WHAT IS ASKED: Gather each line containing the string "ตรประจำต" from these entries.

--- Start SOURCE RECORDS ---

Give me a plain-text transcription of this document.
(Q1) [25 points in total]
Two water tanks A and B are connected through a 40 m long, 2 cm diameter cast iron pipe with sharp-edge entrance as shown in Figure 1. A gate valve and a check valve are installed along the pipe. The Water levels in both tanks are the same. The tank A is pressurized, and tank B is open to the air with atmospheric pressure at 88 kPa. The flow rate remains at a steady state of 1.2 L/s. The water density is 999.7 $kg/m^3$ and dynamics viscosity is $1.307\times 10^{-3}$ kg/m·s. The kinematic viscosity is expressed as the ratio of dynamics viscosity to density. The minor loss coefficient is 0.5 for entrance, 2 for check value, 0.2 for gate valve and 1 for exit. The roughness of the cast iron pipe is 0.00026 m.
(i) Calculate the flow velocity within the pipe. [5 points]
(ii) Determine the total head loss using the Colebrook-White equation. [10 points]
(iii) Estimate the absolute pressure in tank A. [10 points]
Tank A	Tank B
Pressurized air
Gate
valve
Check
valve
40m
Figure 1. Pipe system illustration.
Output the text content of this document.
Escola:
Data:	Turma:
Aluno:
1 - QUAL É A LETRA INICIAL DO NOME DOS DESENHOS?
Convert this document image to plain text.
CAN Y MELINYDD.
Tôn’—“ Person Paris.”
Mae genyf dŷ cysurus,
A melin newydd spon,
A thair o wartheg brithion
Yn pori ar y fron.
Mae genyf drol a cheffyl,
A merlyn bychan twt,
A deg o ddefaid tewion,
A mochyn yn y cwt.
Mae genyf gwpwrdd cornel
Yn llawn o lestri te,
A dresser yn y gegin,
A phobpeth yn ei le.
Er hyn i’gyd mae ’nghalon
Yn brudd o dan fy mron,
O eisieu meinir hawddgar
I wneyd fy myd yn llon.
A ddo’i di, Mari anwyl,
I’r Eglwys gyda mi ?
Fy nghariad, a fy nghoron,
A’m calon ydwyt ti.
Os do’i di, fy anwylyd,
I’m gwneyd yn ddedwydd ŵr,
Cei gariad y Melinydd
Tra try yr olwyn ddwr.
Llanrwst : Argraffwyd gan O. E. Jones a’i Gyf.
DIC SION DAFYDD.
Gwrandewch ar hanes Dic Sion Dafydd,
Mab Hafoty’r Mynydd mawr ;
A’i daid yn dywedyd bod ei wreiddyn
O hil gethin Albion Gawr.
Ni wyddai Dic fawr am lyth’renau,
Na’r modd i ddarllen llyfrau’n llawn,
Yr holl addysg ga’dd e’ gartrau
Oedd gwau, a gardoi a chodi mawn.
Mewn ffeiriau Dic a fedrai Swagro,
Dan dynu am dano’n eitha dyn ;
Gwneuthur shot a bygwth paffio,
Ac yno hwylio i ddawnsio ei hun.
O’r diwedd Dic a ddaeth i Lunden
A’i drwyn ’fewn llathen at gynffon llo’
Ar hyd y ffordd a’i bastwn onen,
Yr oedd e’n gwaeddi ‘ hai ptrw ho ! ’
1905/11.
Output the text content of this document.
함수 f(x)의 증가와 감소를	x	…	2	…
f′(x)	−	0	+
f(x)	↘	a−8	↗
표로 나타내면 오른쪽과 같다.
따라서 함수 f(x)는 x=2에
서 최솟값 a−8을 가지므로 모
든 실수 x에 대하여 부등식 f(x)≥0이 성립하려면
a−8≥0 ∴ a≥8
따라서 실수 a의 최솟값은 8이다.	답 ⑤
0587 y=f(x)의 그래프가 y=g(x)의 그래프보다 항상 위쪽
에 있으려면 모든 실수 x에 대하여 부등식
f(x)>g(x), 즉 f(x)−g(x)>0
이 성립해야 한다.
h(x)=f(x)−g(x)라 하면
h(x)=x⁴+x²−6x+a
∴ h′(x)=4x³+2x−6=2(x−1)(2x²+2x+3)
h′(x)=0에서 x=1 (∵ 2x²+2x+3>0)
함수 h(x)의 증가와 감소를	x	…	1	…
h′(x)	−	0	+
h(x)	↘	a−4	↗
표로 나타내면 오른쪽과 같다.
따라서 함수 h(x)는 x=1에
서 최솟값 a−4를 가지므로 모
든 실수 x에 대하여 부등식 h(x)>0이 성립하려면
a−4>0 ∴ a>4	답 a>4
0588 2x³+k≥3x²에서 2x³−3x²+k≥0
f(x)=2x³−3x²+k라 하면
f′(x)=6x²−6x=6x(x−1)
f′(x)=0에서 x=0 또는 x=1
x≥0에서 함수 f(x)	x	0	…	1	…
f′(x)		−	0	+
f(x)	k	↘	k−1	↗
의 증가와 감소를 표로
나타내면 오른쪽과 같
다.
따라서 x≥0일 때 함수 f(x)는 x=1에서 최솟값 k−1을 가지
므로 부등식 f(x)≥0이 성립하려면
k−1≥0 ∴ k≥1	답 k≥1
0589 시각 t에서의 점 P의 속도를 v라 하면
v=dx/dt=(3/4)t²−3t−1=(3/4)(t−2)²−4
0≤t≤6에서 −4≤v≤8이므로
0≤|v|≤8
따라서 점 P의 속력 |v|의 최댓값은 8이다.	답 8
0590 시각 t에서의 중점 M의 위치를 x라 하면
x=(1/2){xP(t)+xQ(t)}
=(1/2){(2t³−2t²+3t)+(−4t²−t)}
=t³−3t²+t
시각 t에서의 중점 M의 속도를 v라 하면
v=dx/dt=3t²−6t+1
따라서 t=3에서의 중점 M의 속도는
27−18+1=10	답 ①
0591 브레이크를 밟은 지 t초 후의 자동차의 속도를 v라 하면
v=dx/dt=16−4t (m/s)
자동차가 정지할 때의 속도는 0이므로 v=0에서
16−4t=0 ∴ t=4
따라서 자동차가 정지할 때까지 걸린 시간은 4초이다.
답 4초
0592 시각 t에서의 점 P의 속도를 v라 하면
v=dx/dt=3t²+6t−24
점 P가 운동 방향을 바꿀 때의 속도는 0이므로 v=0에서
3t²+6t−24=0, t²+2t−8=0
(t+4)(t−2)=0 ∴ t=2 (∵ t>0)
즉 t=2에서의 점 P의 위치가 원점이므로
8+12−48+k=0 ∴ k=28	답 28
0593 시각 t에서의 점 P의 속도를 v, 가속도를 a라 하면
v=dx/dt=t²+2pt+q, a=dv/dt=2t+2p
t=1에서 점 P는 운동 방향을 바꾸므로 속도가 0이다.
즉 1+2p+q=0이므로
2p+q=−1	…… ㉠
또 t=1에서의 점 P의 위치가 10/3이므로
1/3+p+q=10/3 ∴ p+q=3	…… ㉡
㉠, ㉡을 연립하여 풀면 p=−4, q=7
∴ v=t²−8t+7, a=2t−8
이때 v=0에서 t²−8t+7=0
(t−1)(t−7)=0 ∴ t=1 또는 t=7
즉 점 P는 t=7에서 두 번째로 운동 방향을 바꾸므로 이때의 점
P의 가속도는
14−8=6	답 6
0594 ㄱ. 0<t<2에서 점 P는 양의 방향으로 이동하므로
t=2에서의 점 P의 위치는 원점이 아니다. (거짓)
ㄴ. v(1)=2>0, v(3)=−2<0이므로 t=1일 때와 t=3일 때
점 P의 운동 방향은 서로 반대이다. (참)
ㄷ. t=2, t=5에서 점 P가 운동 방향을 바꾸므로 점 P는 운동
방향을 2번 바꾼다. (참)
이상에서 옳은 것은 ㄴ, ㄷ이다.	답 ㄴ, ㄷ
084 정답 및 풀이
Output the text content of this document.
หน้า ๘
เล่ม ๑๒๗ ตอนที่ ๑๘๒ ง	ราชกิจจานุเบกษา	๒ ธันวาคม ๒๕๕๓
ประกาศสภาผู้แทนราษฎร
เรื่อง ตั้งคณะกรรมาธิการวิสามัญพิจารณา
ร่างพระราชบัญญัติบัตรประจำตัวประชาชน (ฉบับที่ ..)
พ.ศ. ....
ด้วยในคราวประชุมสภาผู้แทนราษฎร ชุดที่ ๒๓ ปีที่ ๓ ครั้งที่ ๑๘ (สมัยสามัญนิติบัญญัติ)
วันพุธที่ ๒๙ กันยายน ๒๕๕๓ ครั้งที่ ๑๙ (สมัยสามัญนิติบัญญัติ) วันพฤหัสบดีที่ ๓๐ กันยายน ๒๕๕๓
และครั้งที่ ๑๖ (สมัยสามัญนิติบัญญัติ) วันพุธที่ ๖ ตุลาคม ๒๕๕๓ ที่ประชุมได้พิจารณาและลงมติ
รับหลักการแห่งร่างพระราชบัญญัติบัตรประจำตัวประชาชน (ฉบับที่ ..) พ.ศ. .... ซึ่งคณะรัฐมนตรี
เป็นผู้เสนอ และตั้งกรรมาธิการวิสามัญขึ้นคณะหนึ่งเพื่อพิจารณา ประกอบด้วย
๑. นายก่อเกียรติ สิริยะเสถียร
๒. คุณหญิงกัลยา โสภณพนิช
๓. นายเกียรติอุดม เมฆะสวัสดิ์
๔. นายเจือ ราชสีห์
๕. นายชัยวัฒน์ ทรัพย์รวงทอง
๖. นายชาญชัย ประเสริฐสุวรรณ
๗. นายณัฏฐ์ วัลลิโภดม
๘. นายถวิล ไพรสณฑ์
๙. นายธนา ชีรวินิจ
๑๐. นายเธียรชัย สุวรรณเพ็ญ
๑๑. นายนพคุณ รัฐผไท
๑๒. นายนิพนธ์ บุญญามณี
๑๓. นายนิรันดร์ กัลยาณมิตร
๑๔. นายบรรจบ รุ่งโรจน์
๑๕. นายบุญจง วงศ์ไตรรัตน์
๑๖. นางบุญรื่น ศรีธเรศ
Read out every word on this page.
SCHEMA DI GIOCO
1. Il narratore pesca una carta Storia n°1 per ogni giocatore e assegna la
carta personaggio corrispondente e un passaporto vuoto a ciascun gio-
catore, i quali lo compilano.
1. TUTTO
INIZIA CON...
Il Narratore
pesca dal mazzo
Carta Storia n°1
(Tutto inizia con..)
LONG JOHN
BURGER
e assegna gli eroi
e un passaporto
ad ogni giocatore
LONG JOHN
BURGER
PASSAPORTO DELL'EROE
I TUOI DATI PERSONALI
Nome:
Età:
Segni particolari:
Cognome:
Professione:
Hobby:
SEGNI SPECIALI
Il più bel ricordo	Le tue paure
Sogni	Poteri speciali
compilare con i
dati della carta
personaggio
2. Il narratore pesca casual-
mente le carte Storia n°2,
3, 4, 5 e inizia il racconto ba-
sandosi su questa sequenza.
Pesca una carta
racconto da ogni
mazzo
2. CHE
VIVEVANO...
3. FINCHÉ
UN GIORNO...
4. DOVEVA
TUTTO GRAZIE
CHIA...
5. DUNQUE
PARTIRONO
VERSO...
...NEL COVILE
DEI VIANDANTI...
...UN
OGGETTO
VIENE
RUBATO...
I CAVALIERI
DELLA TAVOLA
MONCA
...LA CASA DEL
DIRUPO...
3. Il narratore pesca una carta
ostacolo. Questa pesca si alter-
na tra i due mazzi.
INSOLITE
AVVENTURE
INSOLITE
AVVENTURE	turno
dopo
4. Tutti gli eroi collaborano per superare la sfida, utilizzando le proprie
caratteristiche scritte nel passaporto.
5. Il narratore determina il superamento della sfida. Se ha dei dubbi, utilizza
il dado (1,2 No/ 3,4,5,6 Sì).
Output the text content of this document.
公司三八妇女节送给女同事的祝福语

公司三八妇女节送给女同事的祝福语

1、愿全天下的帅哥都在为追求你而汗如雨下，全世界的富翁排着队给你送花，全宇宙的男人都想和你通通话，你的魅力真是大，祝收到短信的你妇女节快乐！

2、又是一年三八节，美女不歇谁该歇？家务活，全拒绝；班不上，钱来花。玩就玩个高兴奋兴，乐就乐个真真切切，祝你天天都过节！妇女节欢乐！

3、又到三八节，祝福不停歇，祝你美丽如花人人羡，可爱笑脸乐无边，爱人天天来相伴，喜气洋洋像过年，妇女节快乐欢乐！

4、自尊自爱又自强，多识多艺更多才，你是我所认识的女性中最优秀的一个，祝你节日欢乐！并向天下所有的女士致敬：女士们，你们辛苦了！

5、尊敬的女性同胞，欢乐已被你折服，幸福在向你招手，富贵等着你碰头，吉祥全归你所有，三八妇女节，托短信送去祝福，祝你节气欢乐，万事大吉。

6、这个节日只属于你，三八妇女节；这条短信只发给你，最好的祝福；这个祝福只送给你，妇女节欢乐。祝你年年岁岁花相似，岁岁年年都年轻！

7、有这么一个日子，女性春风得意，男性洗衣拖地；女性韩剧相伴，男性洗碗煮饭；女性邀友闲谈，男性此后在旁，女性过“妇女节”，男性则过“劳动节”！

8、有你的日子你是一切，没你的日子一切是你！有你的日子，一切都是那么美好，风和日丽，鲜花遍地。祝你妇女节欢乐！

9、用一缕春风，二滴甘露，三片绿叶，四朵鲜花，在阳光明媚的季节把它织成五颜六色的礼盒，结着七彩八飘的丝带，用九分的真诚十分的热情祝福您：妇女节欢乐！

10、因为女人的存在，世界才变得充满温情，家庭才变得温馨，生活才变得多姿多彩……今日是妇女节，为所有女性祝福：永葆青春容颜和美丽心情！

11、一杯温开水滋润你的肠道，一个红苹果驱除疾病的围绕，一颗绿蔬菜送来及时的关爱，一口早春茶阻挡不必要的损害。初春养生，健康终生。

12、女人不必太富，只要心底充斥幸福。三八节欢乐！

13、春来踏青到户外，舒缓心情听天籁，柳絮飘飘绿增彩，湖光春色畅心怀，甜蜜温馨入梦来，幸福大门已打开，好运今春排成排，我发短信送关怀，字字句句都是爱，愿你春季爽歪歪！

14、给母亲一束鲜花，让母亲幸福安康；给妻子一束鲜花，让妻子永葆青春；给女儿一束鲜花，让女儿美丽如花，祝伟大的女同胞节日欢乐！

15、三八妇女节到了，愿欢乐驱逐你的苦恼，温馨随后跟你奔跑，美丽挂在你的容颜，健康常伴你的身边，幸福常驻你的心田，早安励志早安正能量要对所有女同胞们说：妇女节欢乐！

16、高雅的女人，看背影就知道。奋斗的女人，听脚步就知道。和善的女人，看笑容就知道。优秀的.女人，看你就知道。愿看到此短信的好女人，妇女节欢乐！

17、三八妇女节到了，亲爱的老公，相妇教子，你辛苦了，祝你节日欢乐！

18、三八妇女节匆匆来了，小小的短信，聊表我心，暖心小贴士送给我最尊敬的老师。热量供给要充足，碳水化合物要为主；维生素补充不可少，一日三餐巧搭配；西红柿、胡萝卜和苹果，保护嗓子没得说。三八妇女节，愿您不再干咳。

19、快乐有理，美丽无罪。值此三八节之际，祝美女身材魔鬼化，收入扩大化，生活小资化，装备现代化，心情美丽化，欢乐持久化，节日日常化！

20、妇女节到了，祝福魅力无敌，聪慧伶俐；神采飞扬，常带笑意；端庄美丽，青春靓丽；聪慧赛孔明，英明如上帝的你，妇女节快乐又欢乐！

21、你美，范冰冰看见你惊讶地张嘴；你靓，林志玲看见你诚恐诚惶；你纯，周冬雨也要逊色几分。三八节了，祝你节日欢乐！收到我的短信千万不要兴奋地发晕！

--- End SOURCE RECORDS ---

CORRECT ANSWER:
ร่างพระราชบัญญัติบัตรประจำตัวประชาชน (ฉบับที่ ..)
รับหลักการแห่งร่างพระราชบัญญัติบัตรประจำตัวประชาชน (ฉบับที่ ..) พ.ศ. .... ซึ่งคณะรัฐมนตรี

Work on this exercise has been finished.